Start Document

My first employment was at a primary school in a small town a short bus ride from Detmold. This first year in my teaching career proved to be demanding, as I had to cover all the subjects and do a lot of reading—sometimes I was just a few pages ahead of my pupils! Every lesson had to be prepared in writing, available for the supervisor who appeared, unannounced, on a number of occasions.

I was waiting for a position teaching music and German to become available in Lemgo nearby, which was to become vacant in 1961. There I was the first and only music teacher of the school, and I now had a modest budget to buy the necessary equipment. I promptly bought six violins and music stands and started teaching my violin pupils in the afternoons. This was the humble beginning of a little school orchestra later on. I also formed a small choir to perform for special occasions. In the beginning these were always a bit stressful for me, as I felt responsible for each of my singers and could not be sure how they would react under pressure. In my teaching I was always very careful not to have any “favourite” pupils in my class. When we prepared a play for parents’ day I was just guiding the children. The children wrote the play, they decided who should get the individual parts, they made the costumes, and as there were a number not directly involved in the play, I made sure they had other duties and thereby did not feel left out.

In the early days of the GDR Hildi’s sister (now married with two small children) could visit occasionally—always without her husband. Hildi’s parents regularly sent food parcels; their finances still stretched, her mother resumed teaching.

It was a terrible shock when the Berlin Wall (“Anti-Fascist Protection Rampart”) was built in August 1961. As it happened, just beforehand Hildi’s sister managed to visit her family in Minden, with her little boy and a daughter still not one year old. Of course they wanted her to stay—but despite the GDR’s escalating problems, they understood her decision to return again to her husband and home.

From now on, visits from East to West were only granted under exceptional circumstances. It became increasingly difficult for Hildi’s family to visit her sister too: after filling in elaborate forms, they faced uncomfortable checks at the border, with guards watching on both sides of the train, Kalashnikovs poised. Visitors were invited  to attend the political “welcome meetings” to extol the praises of the GDR; though not compulsory, any absence would have been noted down. Hildi’s mother had returned from a previous visit seething and debilitated; later, afraid that her mother would be unable to sit through the propaganda without exploding, Hildi’s sister discouraged her from going.

End Document
Start Entries shown

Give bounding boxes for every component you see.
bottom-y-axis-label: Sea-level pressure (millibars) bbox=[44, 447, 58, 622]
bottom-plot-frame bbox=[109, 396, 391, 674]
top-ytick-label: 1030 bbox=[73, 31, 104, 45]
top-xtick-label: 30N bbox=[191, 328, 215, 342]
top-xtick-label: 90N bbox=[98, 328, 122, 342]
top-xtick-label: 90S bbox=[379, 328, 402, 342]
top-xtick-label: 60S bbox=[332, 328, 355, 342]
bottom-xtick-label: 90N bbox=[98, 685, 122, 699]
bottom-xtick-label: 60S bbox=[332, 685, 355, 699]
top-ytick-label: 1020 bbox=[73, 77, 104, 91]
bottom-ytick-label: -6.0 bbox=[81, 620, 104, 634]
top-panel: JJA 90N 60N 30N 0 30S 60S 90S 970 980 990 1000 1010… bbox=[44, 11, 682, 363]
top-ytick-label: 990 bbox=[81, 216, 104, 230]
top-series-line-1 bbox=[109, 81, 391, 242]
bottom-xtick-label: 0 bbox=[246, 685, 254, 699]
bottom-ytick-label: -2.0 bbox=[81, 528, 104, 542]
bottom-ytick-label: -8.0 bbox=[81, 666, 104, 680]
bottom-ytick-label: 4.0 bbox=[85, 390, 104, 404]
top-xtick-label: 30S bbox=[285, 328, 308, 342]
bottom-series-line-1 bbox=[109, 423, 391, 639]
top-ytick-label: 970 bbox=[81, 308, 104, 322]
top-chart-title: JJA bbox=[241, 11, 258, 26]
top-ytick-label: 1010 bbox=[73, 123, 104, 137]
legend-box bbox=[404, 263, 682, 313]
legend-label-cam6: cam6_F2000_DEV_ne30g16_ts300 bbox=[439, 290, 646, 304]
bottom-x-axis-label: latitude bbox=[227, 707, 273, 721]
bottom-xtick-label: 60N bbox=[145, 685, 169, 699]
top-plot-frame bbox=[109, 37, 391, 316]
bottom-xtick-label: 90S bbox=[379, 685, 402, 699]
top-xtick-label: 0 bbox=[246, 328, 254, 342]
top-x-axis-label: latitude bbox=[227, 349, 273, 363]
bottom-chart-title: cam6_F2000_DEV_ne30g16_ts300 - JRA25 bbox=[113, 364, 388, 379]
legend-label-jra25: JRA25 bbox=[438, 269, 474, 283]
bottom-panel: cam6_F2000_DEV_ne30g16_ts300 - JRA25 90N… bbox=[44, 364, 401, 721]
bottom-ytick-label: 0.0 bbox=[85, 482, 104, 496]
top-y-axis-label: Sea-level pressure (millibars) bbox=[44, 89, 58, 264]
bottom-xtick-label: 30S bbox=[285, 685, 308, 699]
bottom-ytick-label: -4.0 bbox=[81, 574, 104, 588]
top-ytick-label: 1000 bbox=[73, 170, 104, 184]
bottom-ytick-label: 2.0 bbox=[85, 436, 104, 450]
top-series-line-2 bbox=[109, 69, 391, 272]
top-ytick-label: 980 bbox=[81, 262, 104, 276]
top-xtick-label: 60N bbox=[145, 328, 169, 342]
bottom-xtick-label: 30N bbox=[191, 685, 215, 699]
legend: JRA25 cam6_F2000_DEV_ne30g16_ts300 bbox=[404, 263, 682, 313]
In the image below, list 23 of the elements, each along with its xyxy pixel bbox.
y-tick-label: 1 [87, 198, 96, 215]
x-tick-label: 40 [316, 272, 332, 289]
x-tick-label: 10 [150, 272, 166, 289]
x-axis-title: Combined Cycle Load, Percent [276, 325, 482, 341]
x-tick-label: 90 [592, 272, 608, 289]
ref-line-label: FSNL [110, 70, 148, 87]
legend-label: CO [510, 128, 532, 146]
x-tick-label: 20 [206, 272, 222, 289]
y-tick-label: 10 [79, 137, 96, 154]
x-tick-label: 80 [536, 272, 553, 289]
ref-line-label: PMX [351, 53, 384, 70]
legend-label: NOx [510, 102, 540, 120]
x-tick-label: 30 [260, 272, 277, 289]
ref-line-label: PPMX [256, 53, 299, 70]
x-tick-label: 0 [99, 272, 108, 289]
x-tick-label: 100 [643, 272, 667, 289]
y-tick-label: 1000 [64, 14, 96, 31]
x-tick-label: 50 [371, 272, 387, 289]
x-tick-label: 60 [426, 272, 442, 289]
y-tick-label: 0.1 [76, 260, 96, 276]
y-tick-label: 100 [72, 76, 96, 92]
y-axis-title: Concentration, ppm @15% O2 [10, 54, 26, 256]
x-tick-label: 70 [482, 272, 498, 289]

End Entries shown

#### [Work to do]
• A. Repeat the records from their first line up to and including the line with "top-chart-title: JJA bbox=[241, 11, 258, 26]".
• B. Carry on the memoir excerpt about teaching and the Berlin Wall from the point where it stops.
The text and the records are unrelated to each other.

#### [Answers to the exercises]
• A.
Give bounding boxes for every component you see.
bottom-y-axis-label: Sea-level pressure (millibars) bbox=[44, 447, 58, 622]
bottom-plot-frame bbox=[109, 396, 391, 674]
top-ytick-label: 1030 bbox=[73, 31, 104, 45]
top-xtick-label: 30N bbox=[191, 328, 215, 342]
top-xtick-label: 90N bbox=[98, 328, 122, 342]
top-xtick-label: 90S bbox=[379, 328, 402, 342]
top-xtick-label: 60S bbox=[332, 328, 355, 342]
bottom-xtick-label: 90N bbox=[98, 685, 122, 699]
bottom-xtick-label: 60S bbox=[332, 685, 355, 699]
top-ytick-label: 1020 bbox=[73, 77, 104, 91]
bottom-ytick-label: -6.0 bbox=[81, 620, 104, 634]
top-panel: JJA 90N 60N 30N 0 30S 60S 90S 970 980 990 1000 1010… bbox=[44, 11, 682, 363]
top-ytick-label: 990 bbox=[81, 216, 104, 230]
top-series-line-1 bbox=[109, 81, 391, 242]
bottom-xtick-label: 0 bbox=[246, 685, 254, 699]
bottom-ytick-label: -2.0 bbox=[81, 528, 104, 542]
bottom-ytick-label: -8.0 bbox=[81, 666, 104, 680]
bottom-ytick-label: 4.0 bbox=[85, 390, 104, 404]
top-xtick-label: 30S bbox=[285, 328, 308, 342]
bottom-series-line-1 bbox=[109, 423, 391, 639]
top-ytick-label: 970 bbox=[81, 308, 104, 322]
top-chart-title: JJA bbox=[241, 11, 258, 26]

• B.
1963–66: Zurich and the world
In 1963 Hildi’s life took yet another new course. By now the violin was playing an increasingly important role in her life. She pursued her studies further by continuing her lessons with Prof. Otto Schad at the Akademie in Detmold, and she enjoyed the chamber-music tuition with Prof. Günther Weißenhorn. She received her violin-teaching diploma at Münster in May 1962, and began getting occasional engagements for concerts.

Inheriting an attraction to Switzerland from her mother, she now boarded her first aeroplane (alone and terrified) to audition for the Zurich Chamber Orchestra. Wanting to keep it a secret, she took a flight from Hanover directly after school finished on a Saturday. After the audition on Sunday she took the sleeper back home, and went straight back to work at her school. The following week she received a letter offering her the Zurich job. She was overjoyed, but now she had to break the news to her parents, and (right in the middle of term) to the headmaster of the school where she was teaching. But of course they were pleased for her, even if they assumed she would come back one day.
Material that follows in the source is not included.